◆ EXCERPTED DATA:
⁂

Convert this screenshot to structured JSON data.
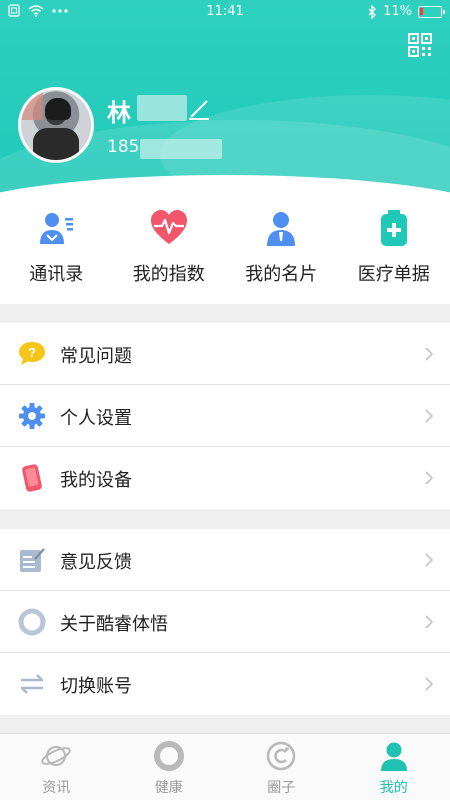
{
  "status_bar": {
    "time": "11:41",
    "battery_text": "11%",
    "icons": [
      "sim-icon",
      "wifi-icon",
      "more-dots-icon",
      "bluetooth-icon",
      "battery-icon"
    ]
  },
  "profile": {
    "name": "林",
    "phone": "185"
  },
  "quick_actions": [
    {
      "label": "通讯录",
      "icon": "contacts-icon"
    },
    {
      "label": "我的指数",
      "icon": "heart-rate-icon"
    },
    {
      "label": "我的名片",
      "icon": "business-card-icon"
    },
    {
      "label": "医疗单据",
      "icon": "medical-records-icon"
    }
  ],
  "menu_group_1": [
    {
      "label": "常见问题",
      "icon": "faq-icon"
    },
    {
      "label": "个人设置",
      "icon": "gear-icon"
    },
    {
      "label": "我的设备",
      "icon": "device-icon"
    }
  ],
  "menu_group_2": [
    {
      "label": "意见反馈",
      "icon": "feedback-icon"
    },
    {
      "label": "关于酷睿体悟",
      "icon": "about-icon"
    },
    {
      "label": "切换账号",
      "icon": "switch-account-icon"
    }
  ],
  "tabs": [
    {
      "label": "资讯",
      "icon": "planet-icon",
      "active": false
    },
    {
      "label": "健康",
      "icon": "health-ring-icon",
      "active": false
    },
    {
      "label": "圈子",
      "icon": "circle-icon",
      "active": false
    },
    {
      "label": "我的",
      "icon": "person-icon",
      "active": true
    }
  ],
  "colors": {
    "accent": "#1fc9b8",
    "active_tab": "#1fc1b0",
    "inactive_tab": "#9a9a9a"
  }
}
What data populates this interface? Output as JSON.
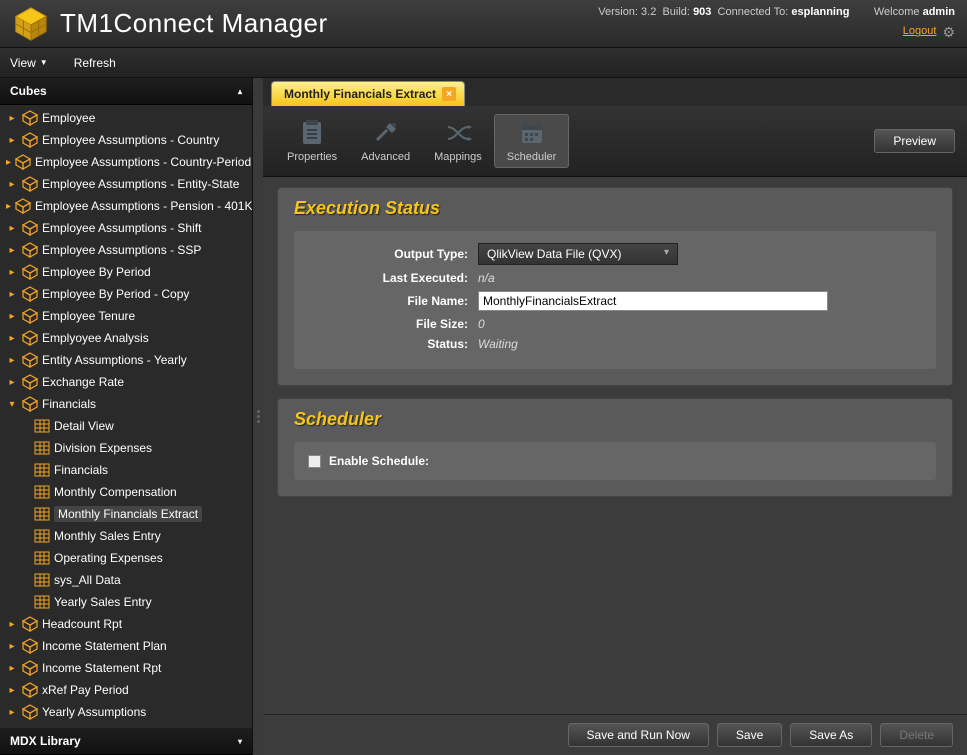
{
  "header": {
    "app_title": "TM1Connect Manager",
    "version_label": "Version:",
    "version": "3.2",
    "build_label": "Build:",
    "build": "903",
    "connected_label": "Connected To:",
    "connected": "esplanning",
    "welcome_label": "Welcome",
    "user": "admin",
    "logout": "Logout"
  },
  "menu": {
    "view": "View",
    "refresh": "Refresh"
  },
  "sidebar": {
    "cubes_header": "Cubes",
    "mdx_header": "MDX Library",
    "items": [
      {
        "label": "Employee",
        "type": "cube"
      },
      {
        "label": "Employee Assumptions - Country",
        "type": "cube"
      },
      {
        "label": "Employee Assumptions - Country-Period",
        "type": "cube"
      },
      {
        "label": "Employee Assumptions - Entity-State",
        "type": "cube"
      },
      {
        "label": "Employee Assumptions - Pension - 401K",
        "type": "cube"
      },
      {
        "label": "Employee Assumptions - Shift",
        "type": "cube"
      },
      {
        "label": "Employee Assumptions - SSP",
        "type": "cube"
      },
      {
        "label": "Employee By Period",
        "type": "cube"
      },
      {
        "label": "Employee By Period - Copy",
        "type": "cube"
      },
      {
        "label": "Employee Tenure",
        "type": "cube"
      },
      {
        "label": "Emplyoyee Analysis",
        "type": "cube"
      },
      {
        "label": "Entity Assumptions - Yearly",
        "type": "cube"
      },
      {
        "label": "Exchange Rate",
        "type": "cube"
      },
      {
        "label": "Financials",
        "type": "cube",
        "expanded": true,
        "children": [
          {
            "label": "Detail View"
          },
          {
            "label": "Division Expenses"
          },
          {
            "label": "Financials"
          },
          {
            "label": "Monthly Compensation"
          },
          {
            "label": "Monthly Financials Extract",
            "selected": true
          },
          {
            "label": "Monthly Sales Entry"
          },
          {
            "label": "Operating Expenses"
          },
          {
            "label": "sys_All Data"
          },
          {
            "label": "Yearly Sales Entry"
          }
        ]
      },
      {
        "label": "Headcount Rpt",
        "type": "cube"
      },
      {
        "label": "Income Statement Plan",
        "type": "cube"
      },
      {
        "label": "Income Statement Rpt",
        "type": "cube"
      },
      {
        "label": "xRef Pay Period",
        "type": "cube"
      },
      {
        "label": "Yearly Assumptions",
        "type": "cube"
      }
    ]
  },
  "tab": {
    "title": "Monthly Financials Extract"
  },
  "toolbar": {
    "properties": "Properties",
    "advanced": "Advanced",
    "mappings": "Mappings",
    "scheduler": "Scheduler",
    "preview": "Preview"
  },
  "exec": {
    "title": "Execution Status",
    "output_type_label": "Output Type:",
    "output_type_value": "QlikView Data File (QVX)",
    "last_exec_label": "Last Executed:",
    "last_exec_value": "n/a",
    "file_name_label": "File Name:",
    "file_name_value": "MonthlyFinancialsExtract",
    "file_size_label": "File Size:",
    "file_size_value": "0",
    "status_label": "Status:",
    "status_value": "Waiting"
  },
  "sched": {
    "title": "Scheduler",
    "enable_label": "Enable Schedule:"
  },
  "footer": {
    "save_run": "Save and Run Now",
    "save": "Save",
    "save_as": "Save As",
    "delete": "Delete"
  }
}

⁂

◆ GIVEN EXERCISE: Extract the text of all the records above verbatim, excluding pictures.

◆ RIGHT ANSWER:
Convert this screenshot to structured JSON data.
{
  "status_bar": {
    "time": "11:41",
    "battery_text": "11%",
    "icons": [
      "sim-icon",
      "wifi-icon",
      "more-dots-icon",
      "bluetooth-icon",
      "battery-icon"
    ]
  },
  "profile": {
    "name": "林",
    "phone": "185"
  },
  "quick_actions": [
    {
      "label": "通讯录",
      "icon": "contacts-icon"
    },
    {
      "label": "我的指数",
      "icon": "heart-rate-icon"
    },
    {
      "label": "我的名片",
      "icon": "business-card-icon"
    },
    {
      "label": "医疗单据",
      "icon": "medical-records-icon"
    }
  ],
  "menu_group_1": [
    {
      "label": "常见问题",
      "icon": "faq-icon"
    },
    {
      "label": "个人设置",
      "icon": "gear-icon"
    },
    {
      "label": "我的设备",
      "icon": "device-icon"
    }
  ],
  "menu_group_2": [
    {
      "label": "意见反馈",
      "icon": "feedback-icon"
    },
    {
      "label": "关于酷睿体悟",
      "icon": "about-icon"
    },
    {
      "label": "切换账号",
      "icon": "switch-account-icon"
    }
  ],
  "tabs": [
    {
      "label": "资讯",
      "icon": "planet-icon",
      "active": false
    },
    {
      "label": "健康",
      "icon": "health-ring-icon",
      "active": false
    },
    {
      "label": "圈子",
      "icon": "circle-icon",
      "active": false
    },
    {
      "label": "我的",
      "icon": "person-icon",
      "active": true
    }
  ],
  "colors": {
    "accent": "#1fc9b8",
    "active_tab": "#1fc1b0",
    "inactive_tab": "#9a9a9a"
  }
}
What data populates this interface? Output as JSON.
{
  "header": {
    "app_title": "TM1Connect Manager",
    "version_label": "Version:",
    "version": "3.2",
    "build_label": "Build:",
    "build": "903",
    "connected_label": "Connected To:",
    "connected": "esplanning",
    "welcome_label": "Welcome",
    "user": "admin",
    "logout": "Logout"
  },
  "menu": {
    "view": "View",
    "refresh": "Refresh"
  },
  "sidebar": {
    "cubes_header": "Cubes",
    "mdx_header": "MDX Library",
    "items": [
      {
        "label": "Employee",
        "type": "cube"
      },
      {
        "label": "Employee Assumptions - Country",
        "type": "cube"
      },
      {
        "label": "Employee Assumptions - Country-Period",
        "type": "cube"
      },
      {
        "label": "Employee Assumptions - Entity-State",
        "type": "cube"
      },
      {
        "label": "Employee Assumptions - Pension - 401K",
        "type": "cube"
      },
      {
        "label": "Employee Assumptions - Shift",
        "type": "cube"
      },
      {
        "label": "Employee Assumptions - SSP",
        "type": "cube"
      },
      {
        "label": "Employee By Period",
        "type": "cube"
      },
      {
        "label": "Employee By Period - Copy",
        "type": "cube"
      },
      {
        "label": "Employee Tenure",
        "type": "cube"
      },
      {
        "label": "Emplyoyee Analysis",
        "type": "cube"
      },
      {
        "label": "Entity Assumptions - Yearly",
        "type": "cube"
      },
      {
        "label": "Exchange Rate",
        "type": "cube"
      },
      {
        "label": "Financials",
        "type": "cube",
        "expanded": true,
        "children": [
          {
            "label": "Detail View"
          },
          {
            "label": "Division Expenses"
          },
          {
            "label": "Financials"
          },
          {
            "label": "Monthly Compensation"
          },
          {
            "label": "Monthly Financials Extract",
            "selected": true
          },
          {
            "label": "Monthly Sales Entry"
          },
          {
            "label": "Operating Expenses"
          },
          {
            "label": "sys_All Data"
          },
          {
            "label": "Yearly Sales Entry"
          }
        ]
      },
      {
        "label": "Headcount Rpt",
        "type": "cube"
      },
      {
        "label": "Income Statement Plan",
        "type": "cube"
      },
      {
        "label": "Income Statement Rpt",
        "type": "cube"
      },
      {
        "label": "xRef Pay Period",
        "type": "cube"
      },
      {
        "label": "Yearly Assumptions",
        "type": "cube"
      }
    ]
  },
  "tab": {
    "title": "Monthly Financials Extract"
  },
  "toolbar": {
    "properties": "Properties",
    "advanced": "Advanced",
    "mappings": "Mappings",
    "scheduler": "Scheduler",
    "preview": "Preview"
  },
  "exec": {
    "title": "Execution Status",
    "output_type_label": "Output Type:",
    "output_type_value": "QlikView Data File (QVX)",
    "last_exec_label": "Last Executed:",
    "last_exec_value": "n/a",
    "file_name_label": "File Name:",
    "file_name_value": "MonthlyFinancialsExtract",
    "file_size_label": "File Size:",
    "file_size_value": "0",
    "status_label": "Status:",
    "status_value": "Waiting"
  },
  "sched": {
    "title": "Scheduler",
    "enable_label": "Enable Schedule:"
  },
  "footer": {
    "save_run": "Save and Run Now",
    "save": "Save",
    "save_as": "Save As",
    "delete": "Delete"
  }
}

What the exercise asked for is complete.